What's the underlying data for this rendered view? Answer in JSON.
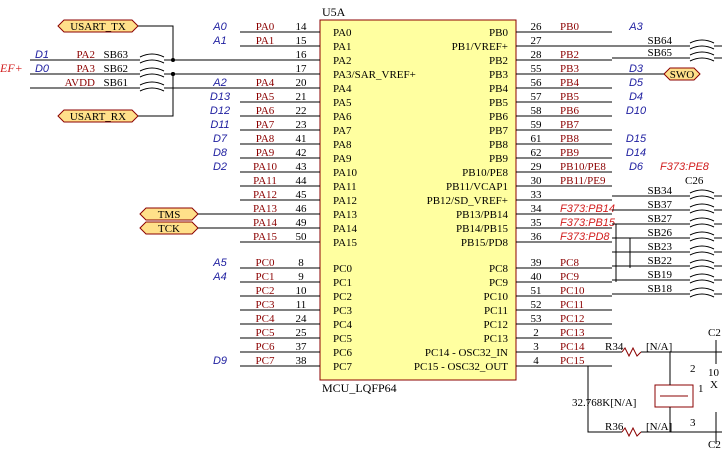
{
  "component": {
    "designator": "U5A",
    "part": "MCU_LQFP64"
  },
  "colors": {
    "body_fill": "#ffffa0",
    "body_stroke": "#8b0000",
    "wire": "#000000",
    "pin_text": "#8b0000",
    "net_text": "#1f1fa0",
    "note_text": "#d21e1e",
    "port_fill": "#ffe08a",
    "port_stroke": "#8b0000"
  },
  "left_pins": [
    {
      "num": "14",
      "name": "PA0",
      "net": "PA0",
      "label": "A0"
    },
    {
      "num": "15",
      "name": "PA1",
      "net": "PA1",
      "label": "A1"
    },
    {
      "num": "16",
      "name": "PA2",
      "net": "",
      "label": ""
    },
    {
      "num": "17",
      "name": "PA3/SAR_VREF+",
      "net": "",
      "label": ""
    },
    {
      "num": "20",
      "name": "PA4",
      "net": "PA4",
      "label": "A2"
    },
    {
      "num": "21",
      "name": "PA5",
      "net": "PA5",
      "label": "D13"
    },
    {
      "num": "22",
      "name": "PA6",
      "net": "PA6",
      "label": "D12"
    },
    {
      "num": "23",
      "name": "PA7",
      "net": "PA7",
      "label": "D11"
    },
    {
      "num": "41",
      "name": "PA8",
      "net": "PA8",
      "label": "D7"
    },
    {
      "num": "42",
      "name": "PA9",
      "net": "PA9",
      "label": "D8"
    },
    {
      "num": "43",
      "name": "PA10",
      "net": "PA10",
      "label": "D2"
    },
    {
      "num": "44",
      "name": "PA11",
      "net": "PA11",
      "label": ""
    },
    {
      "num": "45",
      "name": "PA12",
      "net": "PA12",
      "label": ""
    },
    {
      "num": "46",
      "name": "PA13",
      "net": "PA13",
      "label": ""
    },
    {
      "num": "49",
      "name": "PA14",
      "net": "PA14",
      "label": ""
    },
    {
      "num": "50",
      "name": "PA15",
      "net": "PA15",
      "label": ""
    },
    {
      "num": "8",
      "name": "PC0",
      "net": "PC0",
      "label": "A5"
    },
    {
      "num": "9",
      "name": "PC1",
      "net": "PC1",
      "label": "A4"
    },
    {
      "num": "10",
      "name": "PC2",
      "net": "PC2",
      "label": ""
    },
    {
      "num": "11",
      "name": "PC3",
      "net": "PC3",
      "label": ""
    },
    {
      "num": "24",
      "name": "PC4",
      "net": "PC4",
      "label": ""
    },
    {
      "num": "25",
      "name": "PC5",
      "net": "PC5",
      "label": ""
    },
    {
      "num": "37",
      "name": "PC6",
      "net": "PC6",
      "label": ""
    },
    {
      "num": "38",
      "name": "PC7",
      "net": "PC7",
      "label": "D9"
    }
  ],
  "right_pins": [
    {
      "num": "26",
      "name": "PB0",
      "net": "PB0",
      "label": "A3",
      "note": ""
    },
    {
      "num": "27",
      "name": "PB1/VREF+",
      "net": "",
      "label": "",
      "note": ""
    },
    {
      "num": "28",
      "name": "PB2",
      "net": "PB2",
      "label": "",
      "note": ""
    },
    {
      "num": "55",
      "name": "PB3",
      "net": "PB3",
      "label": "D3",
      "note": ""
    },
    {
      "num": "56",
      "name": "PB4",
      "net": "PB4",
      "label": "D5",
      "note": ""
    },
    {
      "num": "57",
      "name": "PB5",
      "net": "PB5",
      "label": "D4",
      "note": ""
    },
    {
      "num": "58",
      "name": "PB6",
      "net": "PB6",
      "label": "D10",
      "note": ""
    },
    {
      "num": "59",
      "name": "PB7",
      "net": "PB7",
      "label": "",
      "note": ""
    },
    {
      "num": "61",
      "name": "PB8",
      "net": "PB8",
      "label": "D15",
      "note": ""
    },
    {
      "num": "62",
      "name": "PB9",
      "net": "PB9",
      "label": "D14",
      "note": ""
    },
    {
      "num": "29",
      "name": "PB10/PE8",
      "net": "PB10/PE8",
      "label": "D6",
      "note": "F373:PE8"
    },
    {
      "num": "30",
      "name": "PB11/VCAP1",
      "net": "PB11/PE9",
      "label": "",
      "note": ""
    },
    {
      "num": "33",
      "name": "PB12/SD_VREF+",
      "net": "",
      "label": "",
      "note": ""
    },
    {
      "num": "34",
      "name": "PB13/PB14",
      "net": "F373:PB14",
      "label": "",
      "note": ""
    },
    {
      "num": "35",
      "name": "PB14/PB15",
      "net": "F373:PB15",
      "label": "",
      "note": ""
    },
    {
      "num": "36",
      "name": "PB15/PD8",
      "net": "F373:PD8",
      "label": "",
      "note": ""
    },
    {
      "num": "39",
      "name": "PC8",
      "net": "PC8",
      "label": "",
      "note": ""
    },
    {
      "num": "40",
      "name": "PC9",
      "net": "PC9",
      "label": "",
      "note": ""
    },
    {
      "num": "51",
      "name": "PC10",
      "net": "PC10",
      "label": "",
      "note": ""
    },
    {
      "num": "52",
      "name": "PC11",
      "net": "PC11",
      "label": "",
      "note": ""
    },
    {
      "num": "53",
      "name": "PC12",
      "net": "PC12",
      "label": "",
      "note": ""
    },
    {
      "num": "2",
      "name": "PC13",
      "net": "PC13",
      "label": "",
      "note": ""
    },
    {
      "num": "3",
      "name": "PC14 - OSC32_IN",
      "net": "PC14",
      "label": "",
      "note": ""
    },
    {
      "num": "4",
      "name": "PC15 - OSC32_OUT",
      "net": "PC15",
      "label": "",
      "note": ""
    }
  ],
  "ports": {
    "usart_tx": "USART_TX",
    "usart_rx": "USART_RX",
    "tms": "TMS",
    "tck": "TCK",
    "swo": "SWO"
  },
  "solder_bridges_left": [
    {
      "net": "PA2",
      "ref": "SB63",
      "label": "D1"
    },
    {
      "net": "PA3",
      "ref": "SB62",
      "label": "D0"
    },
    {
      "net": "AVDD",
      "ref": "SB61",
      "label": ""
    }
  ],
  "left_edge_net": "EF+",
  "solder_bridges_right": [
    "SB64",
    "SB65",
    "SB34",
    "SB37",
    "SB27",
    "SB26",
    "SB23",
    "SB22",
    "SB19",
    "SB18"
  ],
  "cap_c26": "C26",
  "resistors": [
    "R34",
    "R36"
  ],
  "resistor_values": [
    "[N/A]",
    "[N/A]"
  ],
  "crystal": {
    "ref": "X",
    "value": "32.768K[N/A]",
    "pin1": "1",
    "pin2": "2",
    "pin3": "3"
  },
  "right_edge_labels": [
    "C2",
    "10",
    "C2"
  ]
}
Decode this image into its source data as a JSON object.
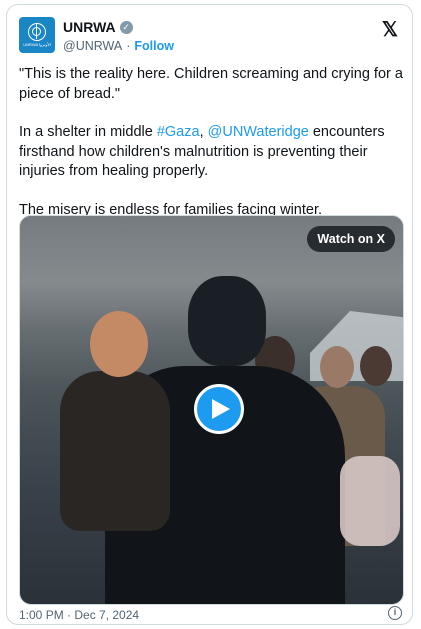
{
  "account": {
    "name": "UNRWA",
    "handle": "@UNRWA",
    "separator": "·",
    "follow_label": "Follow",
    "avatar_text": "UNRWA الأونروا"
  },
  "logo": {
    "icon": "x-logo-icon",
    "glyph": "𝕏"
  },
  "tweet": {
    "para1": "\"This is the reality here. Children screaming and crying for a piece of bread.\"",
    "para2_prefix": "In a shelter in middle ",
    "hashtag": "#Gaza",
    "para2_sep": ", ",
    "mention": "@UNWateridge",
    "para2_suffix": " encounters firsthand how children's malnutrition is preventing their injuries from healing properly.",
    "para3": "The misery is endless for families facing winter."
  },
  "media": {
    "watch_label": "Watch on X",
    "play_icon": "play-icon"
  },
  "footer": {
    "timestamp": "1:00 PM · Dec 7, 2024",
    "info_glyph": "i"
  },
  "colors": {
    "accent": "#1d9bf0",
    "secondary_text": "#536471",
    "avatar_bg": "#1b86c6"
  }
}
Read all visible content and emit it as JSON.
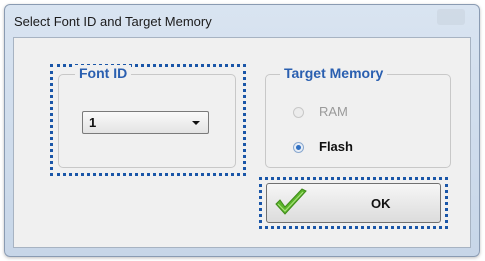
{
  "window": {
    "title": "Select Font ID and Target Memory"
  },
  "font_group": {
    "label": "Font ID",
    "selected_value": "1"
  },
  "memory_group": {
    "label": "Target Memory",
    "options": [
      {
        "label": "RAM",
        "enabled": false,
        "selected": false
      },
      {
        "label": "Flash",
        "enabled": true,
        "selected": true
      }
    ]
  },
  "buttons": {
    "ok_label": "OK"
  },
  "colors": {
    "group_label": "#2a5fb0",
    "focus_outline": "#1a56a8",
    "check_green": "#5bb52a"
  },
  "icons": {
    "ok_icon": "checkmark-icon",
    "combo_arrow": "chevron-down-icon"
  }
}
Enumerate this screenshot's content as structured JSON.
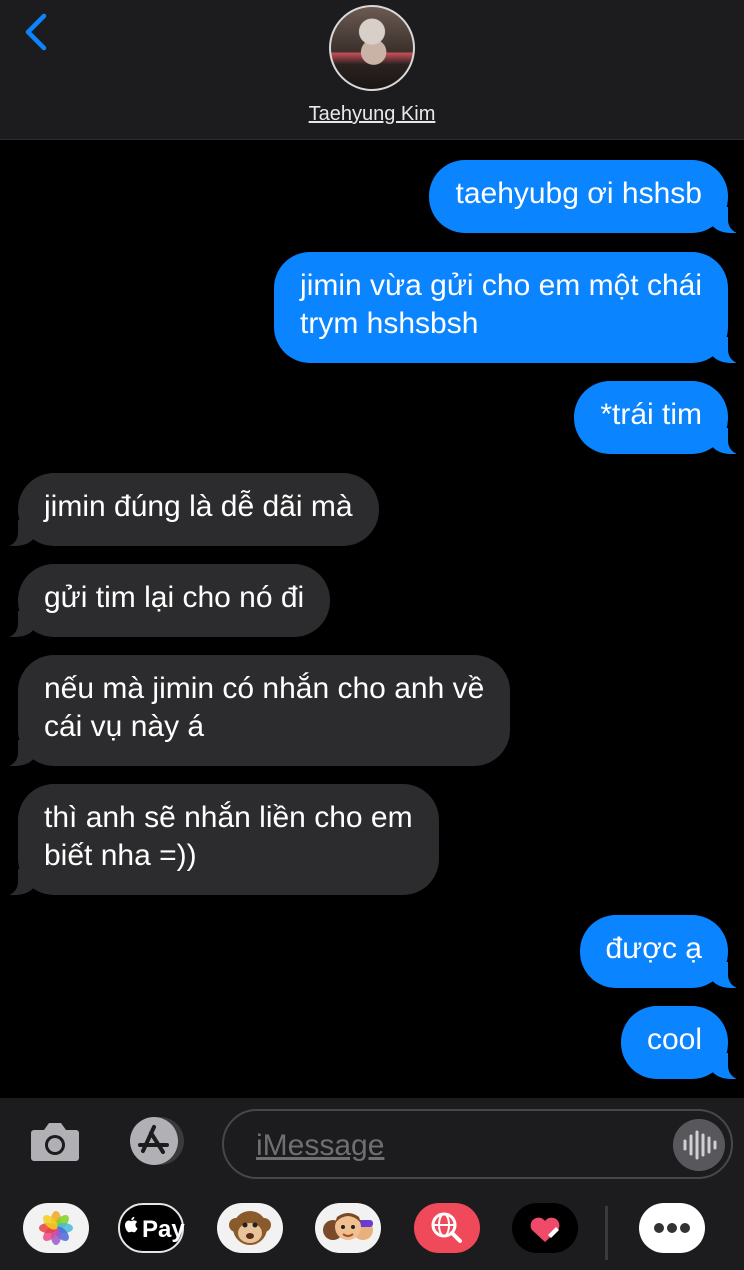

···

Check each line of the records above for the string "UNRWA", and report every line that has it.

    "name": "UNRWA",
    "handle": "@UNRWA",
    "avatar_text": "UNRWA الأونروا"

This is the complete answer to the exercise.